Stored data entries
- - - - - - -
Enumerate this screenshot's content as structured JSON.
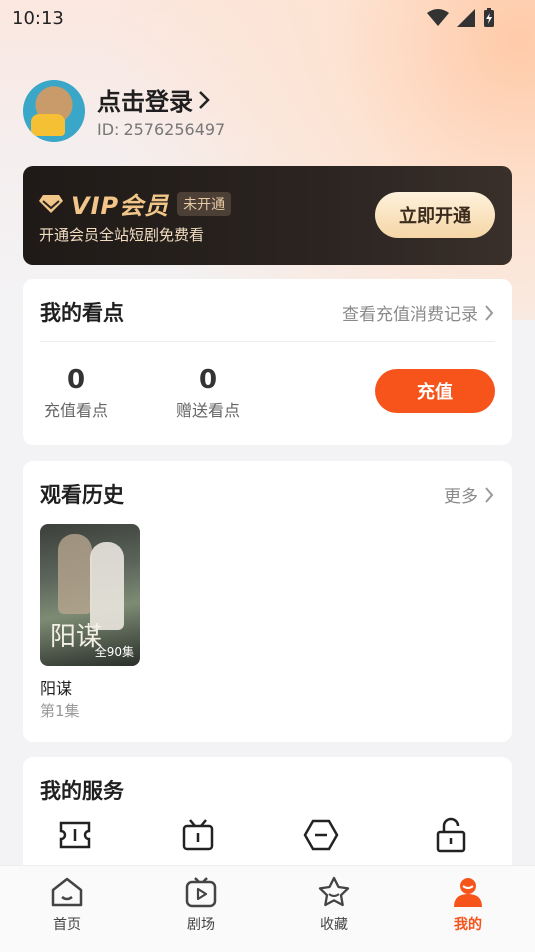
{
  "status_bar": {
    "time": "10:13"
  },
  "profile": {
    "login_text": "点击登录",
    "id_label": "ID:",
    "id_value": "2576256497"
  },
  "vip": {
    "title": "VIP会员",
    "status_badge": "未开通",
    "description": "开通会员全站短剧免费看",
    "open_button": "立即开通",
    "accent_color": "#f2c688"
  },
  "points_card": {
    "title": "我的看点",
    "records_link": "查看充值消费记录",
    "recharge_points": {
      "value": "0",
      "label": "充值看点"
    },
    "gift_points": {
      "value": "0",
      "label": "赠送看点"
    },
    "recharge_button": "充值",
    "accent_color": "#f7541b"
  },
  "history_card": {
    "title": "观看历史",
    "more_link": "更多",
    "items": [
      {
        "name": "阳谋",
        "episode": "第1集",
        "total": "全90集",
        "poster_text": "阳谋"
      }
    ]
  },
  "services_card": {
    "title": "我的服务",
    "icons": [
      "ticket-icon",
      "tv-icon",
      "minus-badge-icon",
      "unlock-icon"
    ]
  },
  "tab_bar": {
    "tabs": [
      {
        "label": "首页",
        "icon": "home-icon"
      },
      {
        "label": "剧场",
        "icon": "play-screen-icon"
      },
      {
        "label": "收藏",
        "icon": "star-icon"
      },
      {
        "label": "我的",
        "icon": "profile-icon",
        "active": true
      }
    ]
  }
}
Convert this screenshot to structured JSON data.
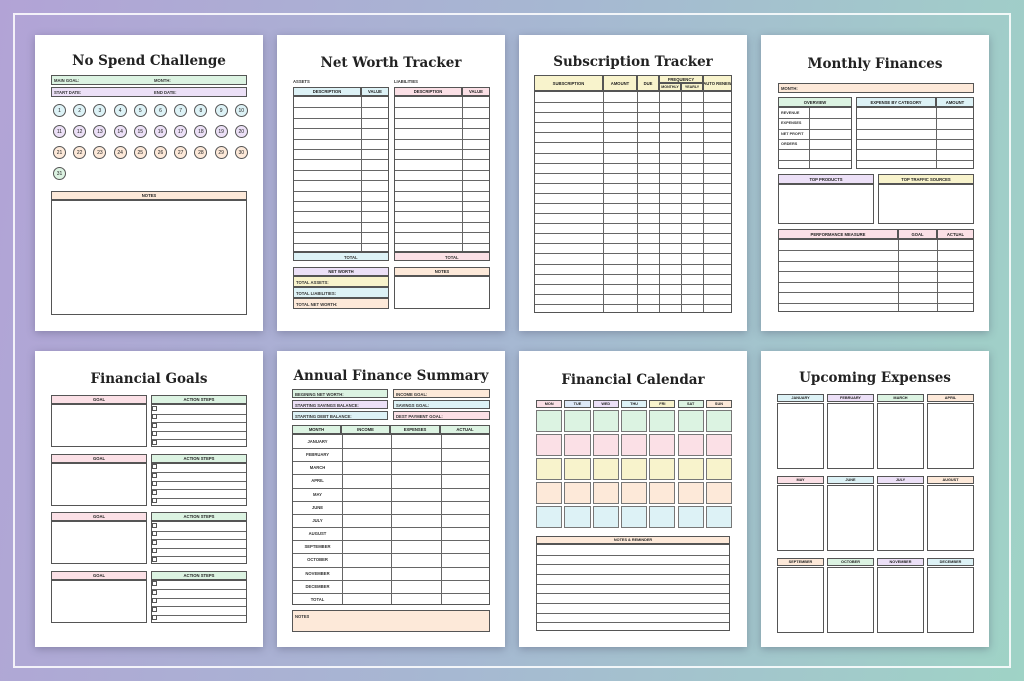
- - - - - - -
• WRITTEN PROBLEM: The listing above must be printed again exactly, minus its pictures.

• WRITTEN ANSWER:
Enumerate this screenshot's content as structured JSON.
{
  "status_bar": {
    "time": "10:13"
  },
  "profile": {
    "login_text": "点击登录",
    "id_label": "ID:",
    "id_value": "2576256497"
  },
  "vip": {
    "title": "VIP会员",
    "status_badge": "未开通",
    "description": "开通会员全站短剧免费看",
    "open_button": "立即开通",
    "accent_color": "#f2c688"
  },
  "points_card": {
    "title": "我的看点",
    "records_link": "查看充值消费记录",
    "recharge_points": {
      "value": "0",
      "label": "充值看点"
    },
    "gift_points": {
      "value": "0",
      "label": "赠送看点"
    },
    "recharge_button": "充值",
    "accent_color": "#f7541b"
  },
  "history_card": {
    "title": "观看历史",
    "more_link": "更多",
    "items": [
      {
        "name": "阳谋",
        "episode": "第1集",
        "total": "全90集",
        "poster_text": "阳谋"
      }
    ]
  },
  "services_card": {
    "title": "我的服务",
    "icons": [
      "ticket-icon",
      "tv-icon",
      "minus-badge-icon",
      "unlock-icon"
    ]
  },
  "tab_bar": {
    "tabs": [
      {
        "label": "首页",
        "icon": "home-icon"
      },
      {
        "label": "剧场",
        "icon": "play-screen-icon"
      },
      {
        "label": "收藏",
        "icon": "star-icon"
      },
      {
        "label": "我的",
        "icon": "profile-icon",
        "active": true
      }
    ]
  }
}
Convert this screenshot to structured JSON data.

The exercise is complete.